(DOCUMENT TEXT):
According to them, in an attempt to calm the government, the Israelis said that there would be no further announcement about construction in the settlements for a long period of time.
One American senior official said that Netanyahu's advisers initially claimed that there would be no further announcement about construction in the settlements for a year, but later changed their version to six months.
Officials in the Prime Minister's office denied the statements and said that no commitment was given for a specific period of time.
A source close to Finance Minister Smotrich said that the next announcement about construction in the settlements will most likely be within three months when the Supreme Planning Council of the Civil Administration meets again in May.
Senior American officials have admitted that they cannot be sure whether the messages of reassurance they received from Israel regarding the next time construction in the settlements will be approved will actually materialize in reality.
Why pay attention?
Shapiro said that the Netanyahu government's decision regarding the settlements could harm the ability of the Biden administration to work with Israel on major issues such as normalization with Arab countries or handling the Iranian threat.
The UN Security Council is expected to convene within a few days to vote on a proposed resolution promoted by the Palestinians against Israel's policy in the territories and especially the construction in the settlements. The Biden administration will be in a dilemma whether to veto the resolution.
"The only thing that will make the Israeli government stop when it comes to settlements is if the American administration does something - or rather doesn't do something - in the Security Council," Indik said.

(GIVEN REQUEST A):
In the records, from the first line to the line with "1017, 966, 1028]", swap "legend-entry" for "legend-item" and write those lines out again with no other change.

[A block of data]
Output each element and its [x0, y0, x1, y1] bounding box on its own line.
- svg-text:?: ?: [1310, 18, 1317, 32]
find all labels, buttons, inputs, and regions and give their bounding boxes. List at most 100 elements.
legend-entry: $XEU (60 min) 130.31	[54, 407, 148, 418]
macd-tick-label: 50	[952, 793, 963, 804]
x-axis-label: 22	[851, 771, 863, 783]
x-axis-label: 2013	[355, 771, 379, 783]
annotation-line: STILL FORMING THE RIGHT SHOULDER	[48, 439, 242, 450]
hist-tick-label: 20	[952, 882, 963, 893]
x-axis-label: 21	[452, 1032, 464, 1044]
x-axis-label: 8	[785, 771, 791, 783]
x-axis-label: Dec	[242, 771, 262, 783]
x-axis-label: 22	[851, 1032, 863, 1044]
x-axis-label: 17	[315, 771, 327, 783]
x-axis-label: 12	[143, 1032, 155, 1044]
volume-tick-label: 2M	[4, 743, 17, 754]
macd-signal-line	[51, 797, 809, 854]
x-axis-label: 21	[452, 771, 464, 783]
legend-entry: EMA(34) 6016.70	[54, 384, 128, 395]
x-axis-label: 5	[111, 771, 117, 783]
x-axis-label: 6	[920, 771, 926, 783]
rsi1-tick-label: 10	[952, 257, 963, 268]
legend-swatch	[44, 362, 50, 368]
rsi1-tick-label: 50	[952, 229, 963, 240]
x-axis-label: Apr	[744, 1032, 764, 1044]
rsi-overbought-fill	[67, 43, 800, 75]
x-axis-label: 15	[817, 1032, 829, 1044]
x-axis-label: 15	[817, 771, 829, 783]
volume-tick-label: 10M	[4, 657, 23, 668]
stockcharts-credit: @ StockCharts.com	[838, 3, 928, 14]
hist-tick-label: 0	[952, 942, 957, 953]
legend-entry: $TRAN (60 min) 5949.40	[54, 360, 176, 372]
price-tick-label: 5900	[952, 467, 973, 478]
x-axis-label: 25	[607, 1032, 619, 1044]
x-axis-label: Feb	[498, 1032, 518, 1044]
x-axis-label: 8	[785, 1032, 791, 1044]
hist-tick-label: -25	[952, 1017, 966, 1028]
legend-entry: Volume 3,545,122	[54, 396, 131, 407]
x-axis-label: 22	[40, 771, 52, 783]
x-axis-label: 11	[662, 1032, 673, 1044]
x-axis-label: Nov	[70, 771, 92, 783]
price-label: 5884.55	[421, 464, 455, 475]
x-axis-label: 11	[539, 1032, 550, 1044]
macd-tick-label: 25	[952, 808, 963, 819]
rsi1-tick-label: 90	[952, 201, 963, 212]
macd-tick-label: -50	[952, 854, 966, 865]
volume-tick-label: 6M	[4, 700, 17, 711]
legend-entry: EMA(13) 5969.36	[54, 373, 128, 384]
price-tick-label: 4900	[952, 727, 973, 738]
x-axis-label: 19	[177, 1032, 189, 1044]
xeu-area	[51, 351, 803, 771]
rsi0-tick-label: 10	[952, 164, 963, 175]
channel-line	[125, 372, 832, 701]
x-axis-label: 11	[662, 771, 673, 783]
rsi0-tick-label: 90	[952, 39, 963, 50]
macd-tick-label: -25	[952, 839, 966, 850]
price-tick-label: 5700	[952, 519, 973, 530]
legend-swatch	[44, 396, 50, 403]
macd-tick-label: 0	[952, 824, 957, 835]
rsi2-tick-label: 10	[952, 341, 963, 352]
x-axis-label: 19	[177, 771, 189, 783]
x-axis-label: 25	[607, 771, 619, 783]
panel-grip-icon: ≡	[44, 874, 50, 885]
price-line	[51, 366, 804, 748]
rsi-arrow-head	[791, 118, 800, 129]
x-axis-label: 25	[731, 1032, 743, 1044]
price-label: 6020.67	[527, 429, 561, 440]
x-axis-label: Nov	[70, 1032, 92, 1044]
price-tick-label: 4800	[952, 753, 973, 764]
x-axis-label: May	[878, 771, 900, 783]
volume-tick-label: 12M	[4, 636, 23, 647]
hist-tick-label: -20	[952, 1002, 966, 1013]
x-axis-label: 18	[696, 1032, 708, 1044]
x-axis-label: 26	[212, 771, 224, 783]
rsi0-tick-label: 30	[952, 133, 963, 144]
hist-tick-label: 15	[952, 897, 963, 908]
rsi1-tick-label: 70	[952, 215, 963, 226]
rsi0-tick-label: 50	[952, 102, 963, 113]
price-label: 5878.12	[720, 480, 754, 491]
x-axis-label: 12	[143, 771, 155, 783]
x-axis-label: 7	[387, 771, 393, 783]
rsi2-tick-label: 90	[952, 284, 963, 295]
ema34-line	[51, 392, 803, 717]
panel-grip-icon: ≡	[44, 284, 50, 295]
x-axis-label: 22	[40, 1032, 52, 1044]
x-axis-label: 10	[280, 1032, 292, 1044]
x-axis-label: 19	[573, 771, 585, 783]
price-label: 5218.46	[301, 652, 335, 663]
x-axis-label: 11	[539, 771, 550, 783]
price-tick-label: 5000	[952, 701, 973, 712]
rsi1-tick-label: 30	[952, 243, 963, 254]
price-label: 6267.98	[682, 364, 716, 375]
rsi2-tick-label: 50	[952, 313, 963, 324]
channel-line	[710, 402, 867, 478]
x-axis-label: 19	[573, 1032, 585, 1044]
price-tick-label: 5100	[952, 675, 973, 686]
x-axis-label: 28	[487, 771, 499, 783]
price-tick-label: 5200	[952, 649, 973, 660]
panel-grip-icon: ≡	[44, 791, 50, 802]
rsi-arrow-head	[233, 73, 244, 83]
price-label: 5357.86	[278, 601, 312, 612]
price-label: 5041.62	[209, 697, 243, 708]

(GIVEN REQUEST B):
From the passage on settlement construction, list every time frame given for when the next announcement about construction in the settlements would come.

(WRITTEN SOLUTION A):
Output each element and its [x0, y0, x1, y1] bounding box on its own line.
- svg-text:?: ?: [1310, 18, 1317, 32]
find all labels, buttons, inputs, and regions and give their bounding boxes. List at most 100 elements.
legend-item: $XEU (60 min) 130.31	[54, 407, 148, 418]
macd-tick-label: 50	[952, 793, 963, 804]
x-axis-label: 22	[851, 771, 863, 783]
x-axis-label: 2013	[355, 771, 379, 783]
annotation-line: STILL FORMING THE RIGHT SHOULDER	[48, 439, 242, 450]
hist-tick-label: 20	[952, 882, 963, 893]
x-axis-label: 21	[452, 1032, 464, 1044]
x-axis-label: 8	[785, 771, 791, 783]
x-axis-label: Dec	[242, 771, 262, 783]
x-axis-label: 22	[851, 1032, 863, 1044]
x-axis-label: 17	[315, 771, 327, 783]
x-axis-label: 12	[143, 1032, 155, 1044]
volume-tick-label: 2M	[4, 743, 17, 754]
macd-signal-line	[51, 797, 809, 854]
x-axis-label: 21	[452, 771, 464, 783]
legend-item: EMA(34) 6016.70	[54, 384, 128, 395]
x-axis-label: 5	[111, 771, 117, 783]
x-axis-label: 6	[920, 771, 926, 783]
rsi1-tick-label: 10	[952, 257, 963, 268]
legend-swatch	[44, 362, 50, 368]
rsi1-tick-label: 50	[952, 229, 963, 240]
x-axis-label: Apr	[744, 1032, 764, 1044]
rsi-overbought-fill	[67, 43, 800, 75]
x-axis-label: 15	[817, 1032, 829, 1044]
x-axis-label: 15	[817, 771, 829, 783]
volume-tick-label: 10M	[4, 657, 23, 668]
stockcharts-credit: @ StockCharts.com	[838, 3, 928, 14]
hist-tick-label: 0	[952, 942, 957, 953]
legend-item: $TRAN (60 min) 5949.40	[54, 360, 176, 372]
price-tick-label: 5900	[952, 467, 973, 478]
x-axis-label: 25	[607, 1032, 619, 1044]
x-axis-label: Feb	[498, 1032, 518, 1044]
x-axis-label: 8	[785, 1032, 791, 1044]
hist-tick-label: -25	[952, 1017, 966, 1028]

(WRITTEN SOLUTION B):
- a long period of time
- a year
- six months
- within three months